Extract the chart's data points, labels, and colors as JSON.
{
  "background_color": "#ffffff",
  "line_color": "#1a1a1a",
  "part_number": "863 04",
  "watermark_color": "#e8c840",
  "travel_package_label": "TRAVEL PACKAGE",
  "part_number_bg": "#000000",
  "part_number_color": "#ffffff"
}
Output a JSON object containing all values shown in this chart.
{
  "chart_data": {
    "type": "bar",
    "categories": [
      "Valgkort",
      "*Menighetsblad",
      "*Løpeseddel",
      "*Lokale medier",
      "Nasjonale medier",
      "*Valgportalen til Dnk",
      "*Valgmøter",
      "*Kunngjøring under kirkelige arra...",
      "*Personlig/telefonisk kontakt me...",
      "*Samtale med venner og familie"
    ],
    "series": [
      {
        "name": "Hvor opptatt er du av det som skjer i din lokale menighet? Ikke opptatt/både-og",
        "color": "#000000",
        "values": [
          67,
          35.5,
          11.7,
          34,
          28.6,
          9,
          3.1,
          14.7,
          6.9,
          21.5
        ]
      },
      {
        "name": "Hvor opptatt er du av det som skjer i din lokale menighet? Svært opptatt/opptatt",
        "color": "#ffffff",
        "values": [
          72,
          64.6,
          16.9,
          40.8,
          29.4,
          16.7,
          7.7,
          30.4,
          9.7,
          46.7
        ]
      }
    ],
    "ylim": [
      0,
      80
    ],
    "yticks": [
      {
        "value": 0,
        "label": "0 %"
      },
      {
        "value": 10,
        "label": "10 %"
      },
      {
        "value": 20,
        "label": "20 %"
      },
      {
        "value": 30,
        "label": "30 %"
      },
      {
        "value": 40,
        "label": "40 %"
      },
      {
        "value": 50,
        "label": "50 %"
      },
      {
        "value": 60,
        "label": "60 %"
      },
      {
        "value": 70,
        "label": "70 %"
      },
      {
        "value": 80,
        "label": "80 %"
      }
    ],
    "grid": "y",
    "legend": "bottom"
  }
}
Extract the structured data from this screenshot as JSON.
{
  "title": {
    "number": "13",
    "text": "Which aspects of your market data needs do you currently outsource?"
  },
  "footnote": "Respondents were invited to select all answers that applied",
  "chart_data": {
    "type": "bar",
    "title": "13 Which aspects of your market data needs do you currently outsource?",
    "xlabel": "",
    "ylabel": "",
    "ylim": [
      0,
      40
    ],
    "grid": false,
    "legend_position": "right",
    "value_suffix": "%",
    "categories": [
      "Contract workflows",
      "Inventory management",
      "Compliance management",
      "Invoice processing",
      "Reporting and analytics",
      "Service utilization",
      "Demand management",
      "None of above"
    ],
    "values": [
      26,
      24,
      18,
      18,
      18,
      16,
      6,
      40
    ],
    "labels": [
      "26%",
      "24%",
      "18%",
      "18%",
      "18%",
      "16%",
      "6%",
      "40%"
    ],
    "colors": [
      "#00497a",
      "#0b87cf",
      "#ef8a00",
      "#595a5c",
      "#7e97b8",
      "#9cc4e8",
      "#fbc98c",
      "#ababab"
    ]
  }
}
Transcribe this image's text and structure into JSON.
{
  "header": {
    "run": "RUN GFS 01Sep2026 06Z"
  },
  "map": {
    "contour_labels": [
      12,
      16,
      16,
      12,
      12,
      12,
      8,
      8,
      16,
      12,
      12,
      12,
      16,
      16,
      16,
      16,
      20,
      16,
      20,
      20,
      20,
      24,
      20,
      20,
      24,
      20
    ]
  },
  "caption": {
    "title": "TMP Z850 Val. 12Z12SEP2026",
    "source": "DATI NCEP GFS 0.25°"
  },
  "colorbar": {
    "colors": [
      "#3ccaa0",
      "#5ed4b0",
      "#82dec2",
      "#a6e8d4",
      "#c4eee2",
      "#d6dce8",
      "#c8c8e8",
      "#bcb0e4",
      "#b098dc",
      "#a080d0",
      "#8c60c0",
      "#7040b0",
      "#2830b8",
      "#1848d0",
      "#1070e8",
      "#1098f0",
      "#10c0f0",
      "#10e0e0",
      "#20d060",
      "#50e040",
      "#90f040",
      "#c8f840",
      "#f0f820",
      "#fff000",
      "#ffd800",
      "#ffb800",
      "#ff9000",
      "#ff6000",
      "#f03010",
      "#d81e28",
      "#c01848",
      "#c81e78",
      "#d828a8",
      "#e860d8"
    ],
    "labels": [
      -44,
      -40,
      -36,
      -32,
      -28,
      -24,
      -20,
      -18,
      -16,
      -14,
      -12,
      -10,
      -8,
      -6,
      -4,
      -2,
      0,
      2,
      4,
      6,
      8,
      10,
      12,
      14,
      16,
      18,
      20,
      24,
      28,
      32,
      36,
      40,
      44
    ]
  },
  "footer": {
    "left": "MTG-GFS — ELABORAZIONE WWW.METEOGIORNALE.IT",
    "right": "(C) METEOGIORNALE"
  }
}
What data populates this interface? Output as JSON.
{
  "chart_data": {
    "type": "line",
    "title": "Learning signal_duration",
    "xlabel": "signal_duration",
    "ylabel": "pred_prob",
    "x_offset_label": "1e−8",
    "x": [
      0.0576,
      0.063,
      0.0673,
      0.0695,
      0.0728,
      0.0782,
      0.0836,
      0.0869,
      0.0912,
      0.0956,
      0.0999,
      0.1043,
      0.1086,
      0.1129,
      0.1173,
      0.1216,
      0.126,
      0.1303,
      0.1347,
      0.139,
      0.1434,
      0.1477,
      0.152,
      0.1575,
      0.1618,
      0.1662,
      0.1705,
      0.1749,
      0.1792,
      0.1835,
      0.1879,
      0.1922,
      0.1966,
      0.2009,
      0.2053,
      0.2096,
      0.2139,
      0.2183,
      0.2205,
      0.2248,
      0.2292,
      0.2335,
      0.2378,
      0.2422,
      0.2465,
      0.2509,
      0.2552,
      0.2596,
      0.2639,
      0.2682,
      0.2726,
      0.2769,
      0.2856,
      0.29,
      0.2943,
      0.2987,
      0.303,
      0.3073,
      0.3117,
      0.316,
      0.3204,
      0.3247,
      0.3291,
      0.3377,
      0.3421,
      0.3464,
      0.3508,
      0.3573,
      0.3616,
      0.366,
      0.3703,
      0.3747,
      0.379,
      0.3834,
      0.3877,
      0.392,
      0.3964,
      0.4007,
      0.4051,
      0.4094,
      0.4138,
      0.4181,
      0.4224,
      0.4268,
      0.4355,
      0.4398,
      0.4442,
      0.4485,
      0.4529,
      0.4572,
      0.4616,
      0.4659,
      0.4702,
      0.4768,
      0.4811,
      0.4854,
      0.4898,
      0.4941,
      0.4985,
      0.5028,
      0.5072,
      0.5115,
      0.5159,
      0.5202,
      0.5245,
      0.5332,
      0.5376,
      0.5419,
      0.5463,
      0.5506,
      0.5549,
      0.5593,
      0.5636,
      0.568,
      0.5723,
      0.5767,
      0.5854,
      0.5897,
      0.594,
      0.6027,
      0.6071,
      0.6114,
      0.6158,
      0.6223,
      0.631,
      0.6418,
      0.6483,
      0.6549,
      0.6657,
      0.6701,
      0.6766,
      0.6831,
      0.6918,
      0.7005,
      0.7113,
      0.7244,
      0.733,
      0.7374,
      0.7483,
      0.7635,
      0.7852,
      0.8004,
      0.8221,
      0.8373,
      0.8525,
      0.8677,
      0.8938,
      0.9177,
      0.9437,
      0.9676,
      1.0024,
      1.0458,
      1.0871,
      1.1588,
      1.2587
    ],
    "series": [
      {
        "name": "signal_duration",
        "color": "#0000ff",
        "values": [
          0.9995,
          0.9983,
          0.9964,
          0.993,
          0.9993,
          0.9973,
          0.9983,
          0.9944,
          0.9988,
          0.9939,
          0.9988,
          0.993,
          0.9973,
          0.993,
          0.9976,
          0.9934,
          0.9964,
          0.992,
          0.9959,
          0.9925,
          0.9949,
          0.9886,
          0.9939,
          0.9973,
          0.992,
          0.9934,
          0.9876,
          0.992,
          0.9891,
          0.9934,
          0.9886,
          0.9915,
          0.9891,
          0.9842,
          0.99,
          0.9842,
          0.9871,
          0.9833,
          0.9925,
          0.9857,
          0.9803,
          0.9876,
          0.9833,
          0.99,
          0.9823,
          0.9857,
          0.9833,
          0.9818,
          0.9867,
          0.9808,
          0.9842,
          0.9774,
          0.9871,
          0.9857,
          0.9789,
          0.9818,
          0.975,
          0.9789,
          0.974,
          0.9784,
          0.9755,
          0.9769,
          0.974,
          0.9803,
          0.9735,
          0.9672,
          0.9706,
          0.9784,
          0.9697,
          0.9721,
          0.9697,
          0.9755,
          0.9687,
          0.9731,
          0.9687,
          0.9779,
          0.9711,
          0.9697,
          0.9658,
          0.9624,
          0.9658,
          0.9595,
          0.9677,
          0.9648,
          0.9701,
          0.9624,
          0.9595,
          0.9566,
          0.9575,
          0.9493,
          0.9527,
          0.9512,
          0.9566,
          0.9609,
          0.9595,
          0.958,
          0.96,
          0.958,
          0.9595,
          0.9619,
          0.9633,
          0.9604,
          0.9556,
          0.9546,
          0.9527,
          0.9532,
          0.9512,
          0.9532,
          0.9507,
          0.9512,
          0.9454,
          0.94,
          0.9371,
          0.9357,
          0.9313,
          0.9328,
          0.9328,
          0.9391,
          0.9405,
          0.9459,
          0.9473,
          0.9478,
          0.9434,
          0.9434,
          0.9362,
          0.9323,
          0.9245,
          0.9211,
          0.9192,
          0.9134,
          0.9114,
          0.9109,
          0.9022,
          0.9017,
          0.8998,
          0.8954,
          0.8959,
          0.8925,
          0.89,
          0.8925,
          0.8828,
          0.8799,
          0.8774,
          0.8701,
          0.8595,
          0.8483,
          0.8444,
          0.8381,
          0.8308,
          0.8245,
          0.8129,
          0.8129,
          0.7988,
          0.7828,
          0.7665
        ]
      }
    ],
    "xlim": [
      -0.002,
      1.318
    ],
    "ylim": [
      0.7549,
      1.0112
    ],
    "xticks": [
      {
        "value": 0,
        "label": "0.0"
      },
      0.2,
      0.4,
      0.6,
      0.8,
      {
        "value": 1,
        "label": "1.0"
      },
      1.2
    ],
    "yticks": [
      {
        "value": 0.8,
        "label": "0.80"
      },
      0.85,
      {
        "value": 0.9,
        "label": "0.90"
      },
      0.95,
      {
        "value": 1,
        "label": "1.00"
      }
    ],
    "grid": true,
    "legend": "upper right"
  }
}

· · · · ·

(INSTRUCTIONS FOR THE TASK):
Select every line above that contains the word "Hvor", and copy it.

(SOLUTION BELOW):
        "name": "Hvor opptatt er du av det som skjer i din lokale menighet? Ikke opptatt/både-og",
        "name": "Hvor opptatt er du av det som skjer i din lokale menighet? Svært opptatt/opptatt",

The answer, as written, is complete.